Stored data
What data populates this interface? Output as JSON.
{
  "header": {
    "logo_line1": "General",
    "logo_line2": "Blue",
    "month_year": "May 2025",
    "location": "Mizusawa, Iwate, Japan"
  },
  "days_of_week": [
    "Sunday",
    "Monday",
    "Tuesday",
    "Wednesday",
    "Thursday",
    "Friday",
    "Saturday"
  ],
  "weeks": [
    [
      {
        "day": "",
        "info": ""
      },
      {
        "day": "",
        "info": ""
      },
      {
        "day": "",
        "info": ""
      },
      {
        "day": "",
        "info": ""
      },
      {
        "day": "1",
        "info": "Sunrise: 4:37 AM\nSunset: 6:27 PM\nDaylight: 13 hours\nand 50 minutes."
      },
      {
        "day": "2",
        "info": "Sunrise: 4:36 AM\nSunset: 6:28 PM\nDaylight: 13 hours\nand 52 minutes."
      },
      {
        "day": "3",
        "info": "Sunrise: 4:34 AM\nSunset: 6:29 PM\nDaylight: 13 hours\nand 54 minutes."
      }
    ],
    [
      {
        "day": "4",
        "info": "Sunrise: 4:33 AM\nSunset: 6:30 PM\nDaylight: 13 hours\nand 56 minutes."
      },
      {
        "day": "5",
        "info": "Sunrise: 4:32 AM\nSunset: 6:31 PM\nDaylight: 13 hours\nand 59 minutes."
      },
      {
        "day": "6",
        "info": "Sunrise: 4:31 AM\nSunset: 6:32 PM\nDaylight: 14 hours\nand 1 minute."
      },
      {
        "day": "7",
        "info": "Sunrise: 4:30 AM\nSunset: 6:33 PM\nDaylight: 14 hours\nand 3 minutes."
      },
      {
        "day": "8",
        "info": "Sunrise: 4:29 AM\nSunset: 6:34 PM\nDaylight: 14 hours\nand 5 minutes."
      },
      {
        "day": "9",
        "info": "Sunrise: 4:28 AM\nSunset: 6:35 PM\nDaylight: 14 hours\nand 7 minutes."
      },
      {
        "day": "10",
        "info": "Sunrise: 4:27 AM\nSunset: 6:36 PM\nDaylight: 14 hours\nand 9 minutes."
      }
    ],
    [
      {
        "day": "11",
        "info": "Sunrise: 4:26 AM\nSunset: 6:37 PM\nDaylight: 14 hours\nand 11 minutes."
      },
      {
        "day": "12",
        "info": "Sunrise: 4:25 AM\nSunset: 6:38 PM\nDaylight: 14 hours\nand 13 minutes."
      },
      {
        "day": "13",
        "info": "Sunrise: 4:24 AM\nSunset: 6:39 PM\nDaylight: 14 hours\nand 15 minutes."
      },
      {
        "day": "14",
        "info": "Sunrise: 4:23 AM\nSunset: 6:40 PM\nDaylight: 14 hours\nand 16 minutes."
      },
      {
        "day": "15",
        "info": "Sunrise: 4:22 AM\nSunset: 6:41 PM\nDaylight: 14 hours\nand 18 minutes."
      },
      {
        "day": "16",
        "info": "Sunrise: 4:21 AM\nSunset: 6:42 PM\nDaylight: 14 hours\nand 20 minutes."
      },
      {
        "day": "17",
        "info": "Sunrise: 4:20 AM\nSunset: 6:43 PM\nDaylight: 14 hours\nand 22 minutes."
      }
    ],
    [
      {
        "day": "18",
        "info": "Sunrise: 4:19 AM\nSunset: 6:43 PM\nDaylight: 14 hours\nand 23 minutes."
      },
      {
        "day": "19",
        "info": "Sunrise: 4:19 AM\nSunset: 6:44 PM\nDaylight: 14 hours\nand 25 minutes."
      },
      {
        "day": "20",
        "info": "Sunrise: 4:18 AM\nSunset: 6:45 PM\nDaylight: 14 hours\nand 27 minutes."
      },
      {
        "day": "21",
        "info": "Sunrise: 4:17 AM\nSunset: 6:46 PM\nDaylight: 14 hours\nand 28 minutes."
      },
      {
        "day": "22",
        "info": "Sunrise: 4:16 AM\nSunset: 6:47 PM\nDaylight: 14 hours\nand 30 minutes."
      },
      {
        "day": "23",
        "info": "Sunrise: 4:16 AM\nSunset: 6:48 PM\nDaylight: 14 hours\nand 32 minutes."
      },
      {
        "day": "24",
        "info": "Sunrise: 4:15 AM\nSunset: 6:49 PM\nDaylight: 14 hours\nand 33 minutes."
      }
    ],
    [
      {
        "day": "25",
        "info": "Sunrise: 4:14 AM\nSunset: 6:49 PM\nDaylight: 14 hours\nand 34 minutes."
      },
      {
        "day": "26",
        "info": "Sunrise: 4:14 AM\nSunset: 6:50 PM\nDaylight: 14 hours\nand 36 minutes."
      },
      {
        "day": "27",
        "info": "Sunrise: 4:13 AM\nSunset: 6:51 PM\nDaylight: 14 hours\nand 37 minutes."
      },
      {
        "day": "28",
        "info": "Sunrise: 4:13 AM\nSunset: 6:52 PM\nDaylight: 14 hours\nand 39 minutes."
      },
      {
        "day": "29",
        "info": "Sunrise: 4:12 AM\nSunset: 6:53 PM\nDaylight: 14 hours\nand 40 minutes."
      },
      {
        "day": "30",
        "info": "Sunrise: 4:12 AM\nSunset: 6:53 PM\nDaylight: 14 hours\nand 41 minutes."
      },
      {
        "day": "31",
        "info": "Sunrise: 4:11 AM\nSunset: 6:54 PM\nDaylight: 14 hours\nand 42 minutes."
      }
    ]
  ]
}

_EXERCISE BRIEF_: Output the full listing exactly as it stands.

_EXERCISE RESULT_:
What data populates this interface? Output as JSON.
{
  "header": {
    "logo_line1": "General",
    "logo_line2": "Blue",
    "month_year": "May 2025",
    "location": "Mizusawa, Iwate, Japan"
  },
  "days_of_week": [
    "Sunday",
    "Monday",
    "Tuesday",
    "Wednesday",
    "Thursday",
    "Friday",
    "Saturday"
  ],
  "weeks": [
    [
      {
        "day": "",
        "info": ""
      },
      {
        "day": "",
        "info": ""
      },
      {
        "day": "",
        "info": ""
      },
      {
        "day": "",
        "info": ""
      },
      {
        "day": "1",
        "info": "Sunrise: 4:37 AM\nSunset: 6:27 PM\nDaylight: 13 hours\nand 50 minutes."
      },
      {
        "day": "2",
        "info": "Sunrise: 4:36 AM\nSunset: 6:28 PM\nDaylight: 13 hours\nand 52 minutes."
      },
      {
        "day": "3",
        "info": "Sunrise: 4:34 AM\nSunset: 6:29 PM\nDaylight: 13 hours\nand 54 minutes."
      }
    ],
    [
      {
        "day": "4",
        "info": "Sunrise: 4:33 AM\nSunset: 6:30 PM\nDaylight: 13 hours\nand 56 minutes."
      },
      {
        "day": "5",
        "info": "Sunrise: 4:32 AM\nSunset: 6:31 PM\nDaylight: 13 hours\nand 59 minutes."
      },
      {
        "day": "6",
        "info": "Sunrise: 4:31 AM\nSunset: 6:32 PM\nDaylight: 14 hours\nand 1 minute."
      },
      {
        "day": "7",
        "info": "Sunrise: 4:30 AM\nSunset: 6:33 PM\nDaylight: 14 hours\nand 3 minutes."
      },
      {
        "day": "8",
        "info": "Sunrise: 4:29 AM\nSunset: 6:34 PM\nDaylight: 14 hours\nand 5 minutes."
      },
      {
        "day": "9",
        "info": "Sunrise: 4:28 AM\nSunset: 6:35 PM\nDaylight: 14 hours\nand 7 minutes."
      },
      {
        "day": "10",
        "info": "Sunrise: 4:27 AM\nSunset: 6:36 PM\nDaylight: 14 hours\nand 9 minutes."
      }
    ],
    [
      {
        "day": "11",
        "info": "Sunrise: 4:26 AM\nSunset: 6:37 PM\nDaylight: 14 hours\nand 11 minutes."
      },
      {
        "day": "12",
        "info": "Sunrise: 4:25 AM\nSunset: 6:38 PM\nDaylight: 14 hours\nand 13 minutes."
      },
      {
        "day": "13",
        "info": "Sunrise: 4:24 AM\nSunset: 6:39 PM\nDaylight: 14 hours\nand 15 minutes."
      },
      {
        "day": "14",
        "info": "Sunrise: 4:23 AM\nSunset: 6:40 PM\nDaylight: 14 hours\nand 16 minutes."
      },
      {
        "day": "15",
        "info": "Sunrise: 4:22 AM\nSunset: 6:41 PM\nDaylight: 14 hours\nand 18 minutes."
      },
      {
        "day": "16",
        "info": "Sunrise: 4:21 AM\nSunset: 6:42 PM\nDaylight: 14 hours\nand 20 minutes."
      },
      {
        "day": "17",
        "info": "Sunrise: 4:20 AM\nSunset: 6:43 PM\nDaylight: 14 hours\nand 22 minutes."
      }
    ],
    [
      {
        "day": "18",
        "info": "Sunrise: 4:19 AM\nSunset: 6:43 PM\nDaylight: 14 hours\nand 23 minutes."
      },
      {
        "day": "19",
        "info": "Sunrise: 4:19 AM\nSunset: 6:44 PM\nDaylight: 14 hours\nand 25 minutes."
      },
      {
        "day": "20",
        "info": "Sunrise: 4:18 AM\nSunset: 6:45 PM\nDaylight: 14 hours\nand 27 minutes."
      },
      {
        "day": "21",
        "info": "Sunrise: 4:17 AM\nSunset: 6:46 PM\nDaylight: 14 hours\nand 28 minutes."
      },
      {
        "day": "22",
        "info": "Sunrise: 4:16 AM\nSunset: 6:47 PM\nDaylight: 14 hours\nand 30 minutes."
      },
      {
        "day": "23",
        "info": "Sunrise: 4:16 AM\nSunset: 6:48 PM\nDaylight: 14 hours\nand 32 minutes."
      },
      {
        "day": "24",
        "info": "Sunrise: 4:15 AM\nSunset: 6:49 PM\nDaylight: 14 hours\nand 33 minutes."
      }
    ],
    [
      {
        "day": "25",
        "info": "Sunrise: 4:14 AM\nSunset: 6:49 PM\nDaylight: 14 hours\nand 34 minutes."
      },
      {
        "day": "26",
        "info": "Sunrise: 4:14 AM\nSunset: 6:50 PM\nDaylight: 14 hours\nand 36 minutes."
      },
      {
        "day": "27",
        "info": "Sunrise: 4:13 AM\nSunset: 6:51 PM\nDaylight: 14 hours\nand 37 minutes."
      },
      {
        "day": "28",
        "info": "Sunrise: 4:13 AM\nSunset: 6:52 PM\nDaylight: 14 hours\nand 39 minutes."
      },
      {
        "day": "29",
        "info": "Sunrise: 4:12 AM\nSunset: 6:53 PM\nDaylight: 14 hours\nand 40 minutes."
      },
      {
        "day": "30",
        "info": "Sunrise: 4:12 AM\nSunset: 6:53 PM\nDaylight: 14 hours\nand 41 minutes."
      },
      {
        "day": "31",
        "info": "Sunrise: 4:11 AM\nSunset: 6:54 PM\nDaylight: 14 hours\nand 42 minutes."
      }
    ]
  ]
}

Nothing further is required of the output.